### [WRITTEN PROBLEM]
Work out how many lines of the records hold the string "this", and reply with that number alone.

--- begin RECORDS SUPPLIED ---

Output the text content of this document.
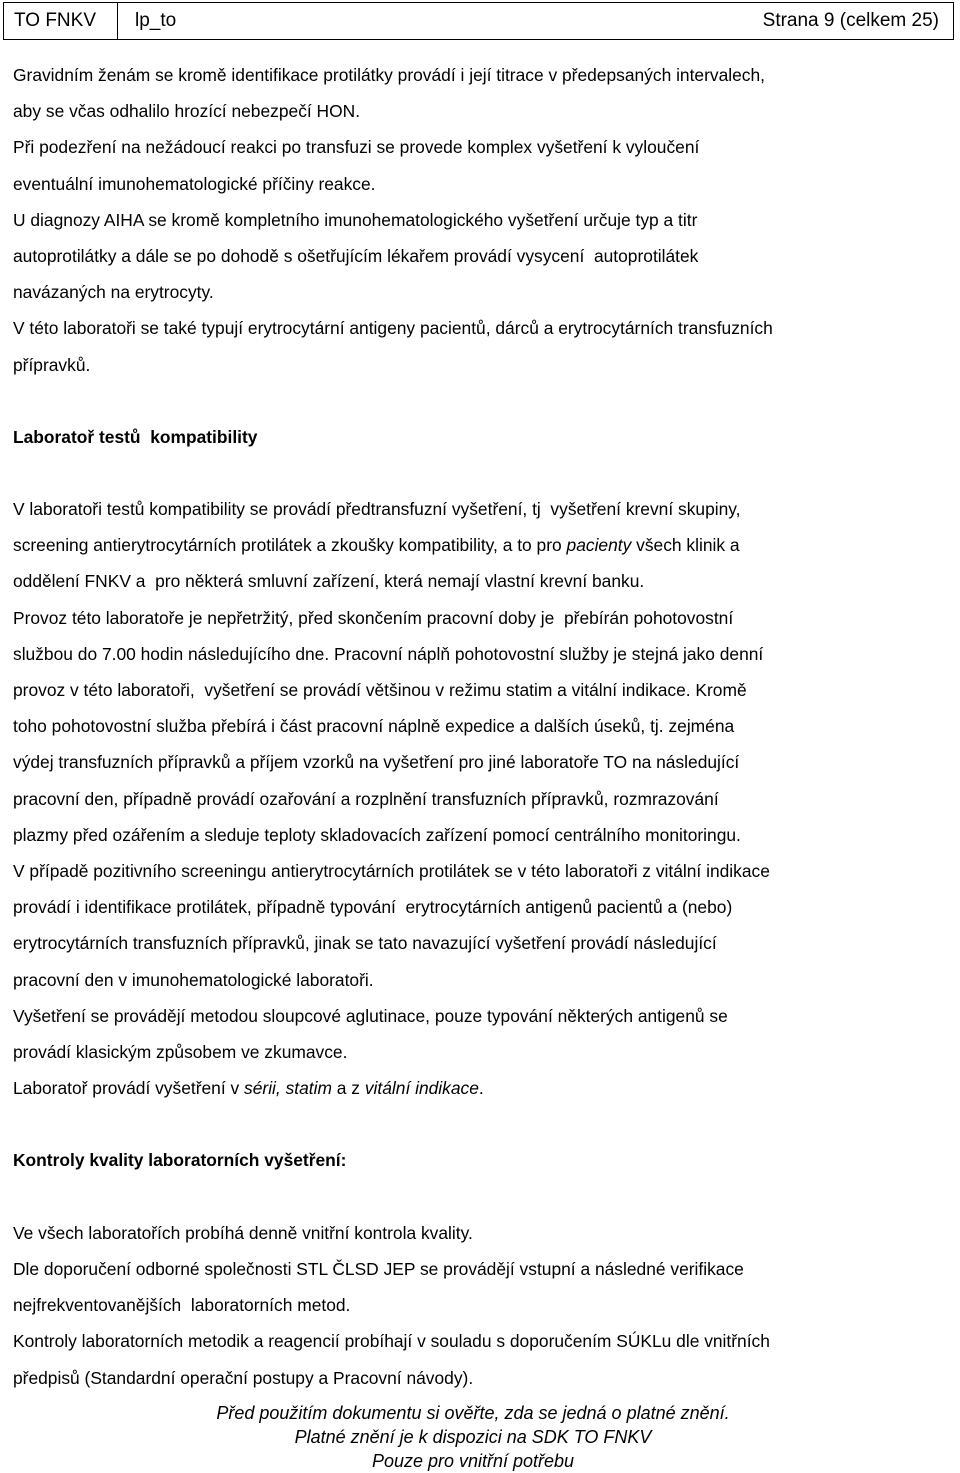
TO FNKV	lp_to	Strana 9 (celkem 25)

Gravidním ženám se kromě identifikace protilátky provádí i její titrace v předepsaných intervalech,

aby se včas odhalilo hrozící nebezpečí HON.

Při podezření na nežádoucí reakci po transfuzi se provede komplex vyšetření k vyloučení

eventuální imunohematologické příčiny reakce.

U diagnozy AIHA se kromě kompletního imunohematologického vyšetření určuje typ a titr

autoprotilátky a dále se po dohodě s ošetřujícím lékařem provádí vysycení  autoprotilátek

navázaných na erytrocyty.

V této laboratoři se také typují erytrocytární antigeny pacientů, dárců a erytrocytárních transfuzních

přípravků.

Laboratoř testů  kompatibility

V laboratoři testů kompatibility se provádí předtransfuzní vyšetření, tj  vyšetření krevní skupiny,

screening antierytrocytárních protilátek a zkoušky kompatibility, a to pro pacienty všech klinik a

oddělení FNKV a  pro některá smluvní zařízení, která nemají vlastní krevní banku.

Provoz této laboratoře je nepřetržitý, před skončením pracovní doby je  přebírán pohotovostní

službou do 7.00 hodin následujícího dne. Pracovní náplň pohotovostní služby je stejná jako denní

provoz v této laboratoři,  vyšetření se provádí většinou v režimu statim a vitální indikace. Kromě

toho pohotovostní služba přebírá i část pracovní náplně expedice a dalších úseků, tj. zejména

výdej transfuzních přípravků a příjem vzorků na vyšetření pro jiné laboratoře TO na následující

pracovní den, případně provádí ozařování a rozplnění transfuzních přípravků, rozmrazování

plazmy před ozářením a sleduje teploty skladovacích zařízení pomocí centrálního monitoringu.

V případě pozitivního screeningu antierytrocytárních protilátek se v této laboratoři z vitální indikace

provádí i identifikace protilátek, případně typování  erytrocytárních antigenů pacientů a (nebo)

erytrocytárních transfuzních přípravků, jinak se tato navazující vyšetření provádí následující

pracovní den v imunohematologické laboratoři.

Vyšetření se provádějí metodou sloupcové aglutinace, pouze typování některých antigenů se

provádí klasickým způsobem ve zkumavce.

Laboratoř provádí vyšetření v sérii, statim a z vitální indikace.

Kontroly kvality laboratorních vyšetření:

Ve všech laboratořích probíhá denně vnitřní kontrola kvality.

Dle doporučení odborné společnosti STL ČLSD JEP se provádějí vstupní a následné verifikace

nejfrekventovanějších  laboratorních metod.

Kontroly laboratorních metodik a reagencií probíhají v souladu s doporučením SÚKLu dle vnitřních

předpisů (Standardní operační postupy a Pracovní návody).

Před použitím dokumentu si ověřte, zda se jedná o platné znění.
Platné znění je k dispozici na SDK TO FNKV
Pouze pro vnitřní potřebu
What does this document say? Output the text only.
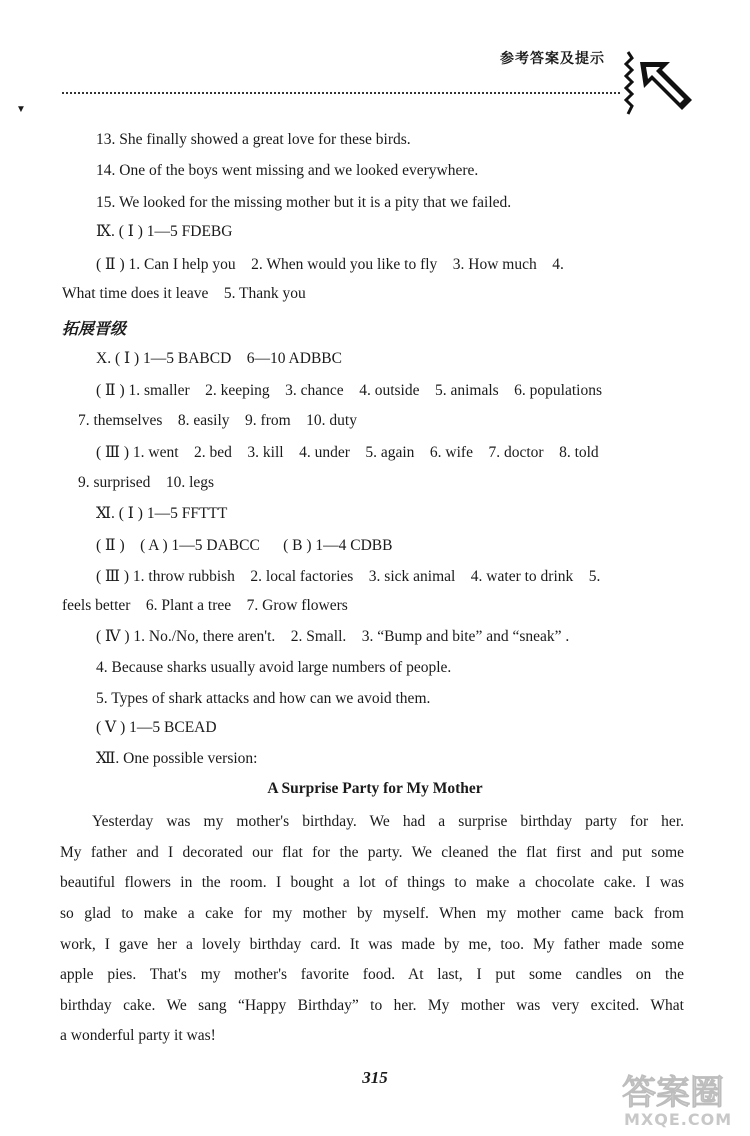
参考答案及提示
▼
13. She finally showed a great love for these birds.
14. One of the boys went missing and we looked everywhere.
15. We looked for the missing mother but it is a pity that we failed.
Ⅸ. ( Ⅰ ) 1—5 FDEBG
( Ⅱ ) 1. Can I help you    2. When would you like to fly    3. How much    4.
What time does it leave    5. Thank you
拓展晋级
X. ( Ⅰ ) 1—5 BABCD    6—10 ADBBC
( Ⅱ ) 1. smaller    2. keeping    3. chance    4. outside    5. animals    6. populations
7. themselves    8. easily    9. from    10. duty
( Ⅲ ) 1. went    2. bed    3. kill    4. under    5. again    6. wife    7. doctor    8. told
9. surprised    10. legs
Ⅺ. ( Ⅰ ) 1—5 FFTTT
( Ⅱ )    ( A ) 1—5 DABCC      ( B ) 1—4 CDBB
( Ⅲ ) 1. throw rubbish    2. local factories    3. sick animal    4. water to drink    5.
feels better    6. Plant a tree    7. Grow flowers
( Ⅳ ) 1. No./No, there aren't.    2. Small.    3. “Bump and bite” and “sneak” .
4. Because sharks usually avoid large numbers of people.
5. Types of shark attacks and how can we avoid them.
( Ⅴ ) 1—5 BCEAD
Ⅻ. One possible version:
A Surprise Party for My Mother
Yesterday was my mother's birthday. We had a surprise birthday party for her.
My father and I decorated our flat for the party. We cleaned the flat first and put some
beautiful flowers in the room. I bought a lot of things to make a chocolate cake. I was
so glad to make a cake for my mother by myself. When my mother came back from
work, I gave her a lovely birthday card. It was made by me, too. My father made some
apple pies. That's my mother's favorite food. At last, I put some candles on the
birthday cake. We sang “Happy Birthday” to her. My mother was very excited. What
a wonderful party it was!
315	答案圈
MXQE.COM
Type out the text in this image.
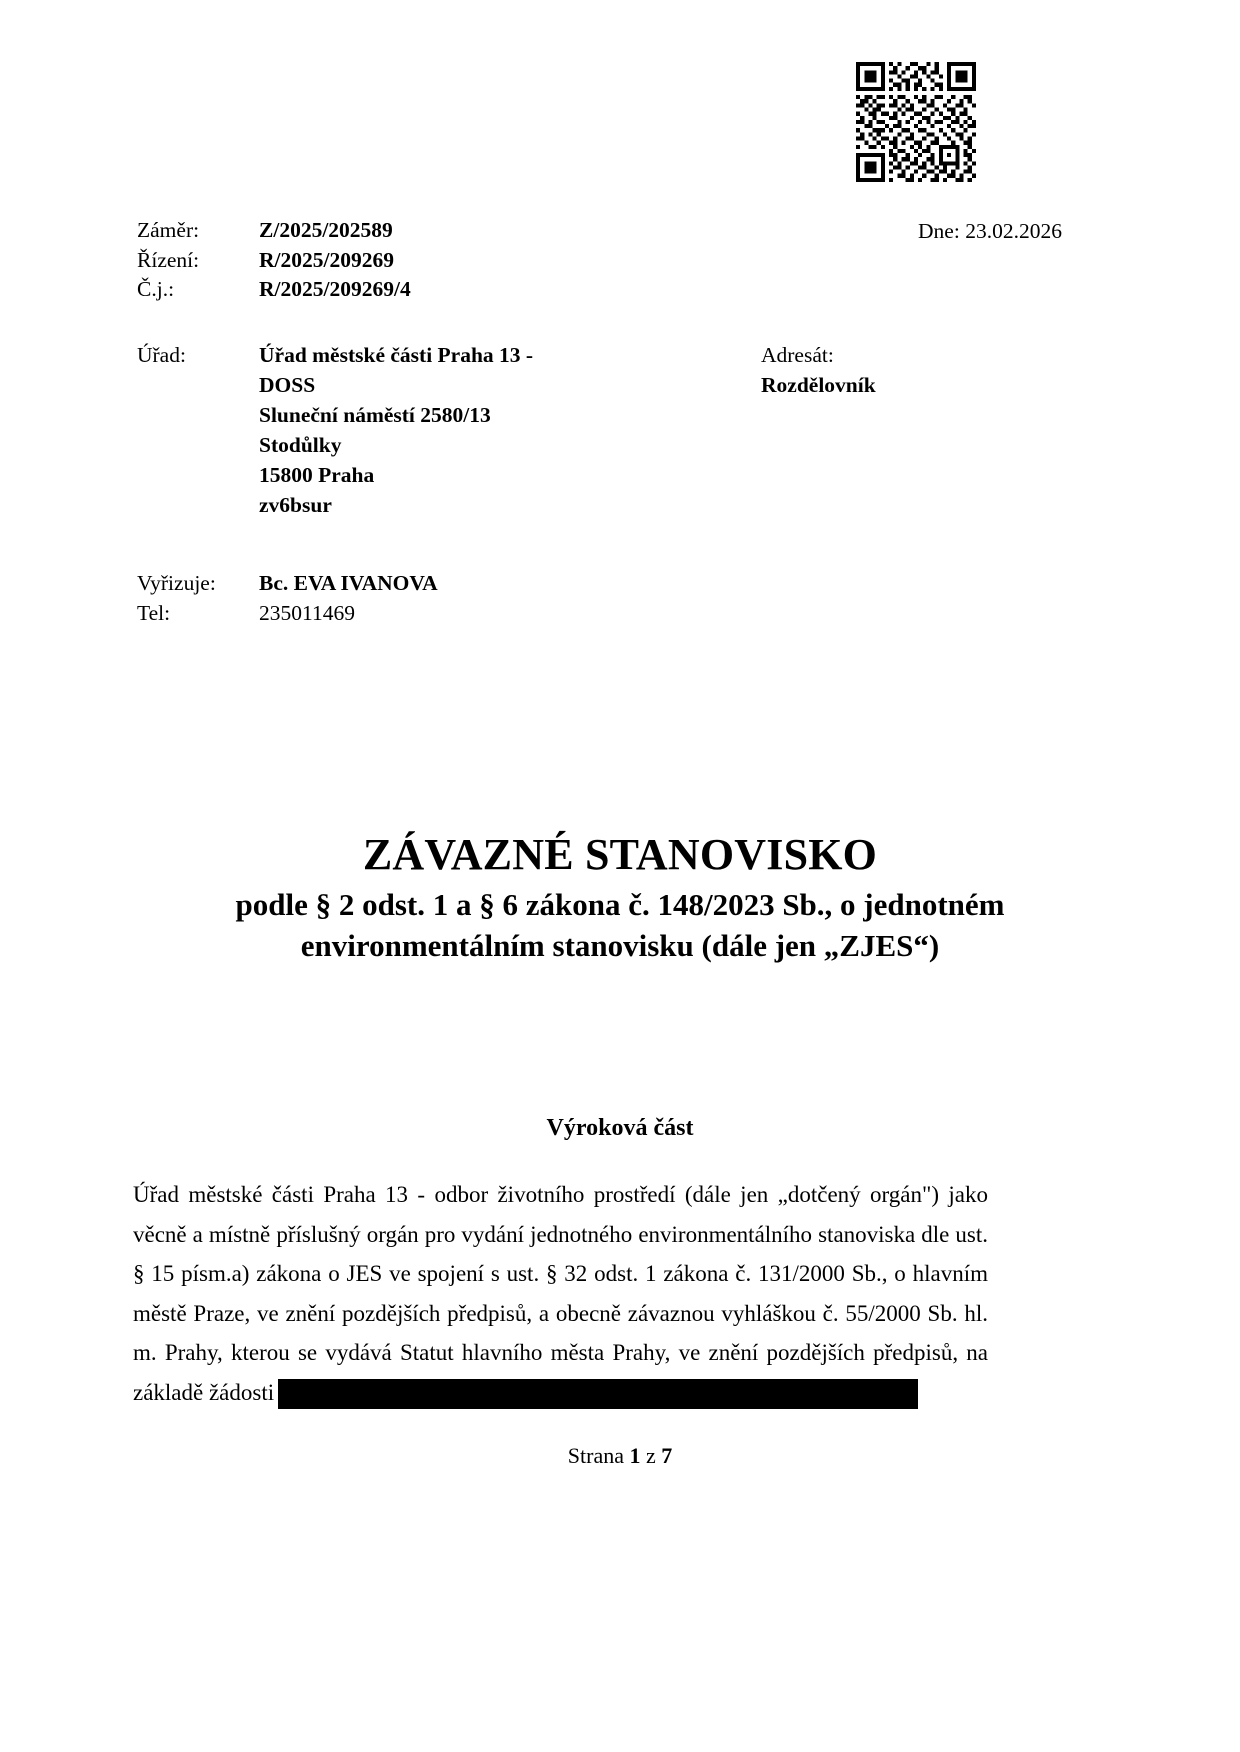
Záměr:	Z/2025/202589
Řízení:	R/2025/209269
Č.j.:	R/2025/209269/4
Dne: 23.02.2026
Úřad:	Úřad městské části Praha 13 -
DOSS
Sluneční náměstí 2580/13
Stodůlky
15800 Praha
zv6bsur
Adresát:
Rozdělovník
Vyřizuje:	Bc. EVA IVANOVA
Tel:	235011469
ZÁVAZNÉ STANOVISKO
podle § 2 odst. 1 a § 6 zákona č. 148/2023 Sb., o jednotném environmentálním stanovisku (dále jen „ZJES“)
Výroková část

Úřad městské části Praha 13 - odbor životního prostředí (dále jen „dotčený orgán") jako věcně a místně příslušný orgán pro vydání jednotného environmentálního stanoviska dle ust. § 15 písm.a) zákona o JES ve spojení s ust. § 32 odst. 1 zákona č. 131/2000 Sb., o hlavním městě Praze, ve znění pozdějších předpisů, a obecně závaznou vyhláškou č. 55/2000 Sb. hl. m. Prahy, kterou se vydává Statut hlavního města Prahy, ve znění pozdějších předpisů, na základě žádosti

Strana 1 z 7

--- end RECORDS SUPPLIED ---

### [REPLY]
3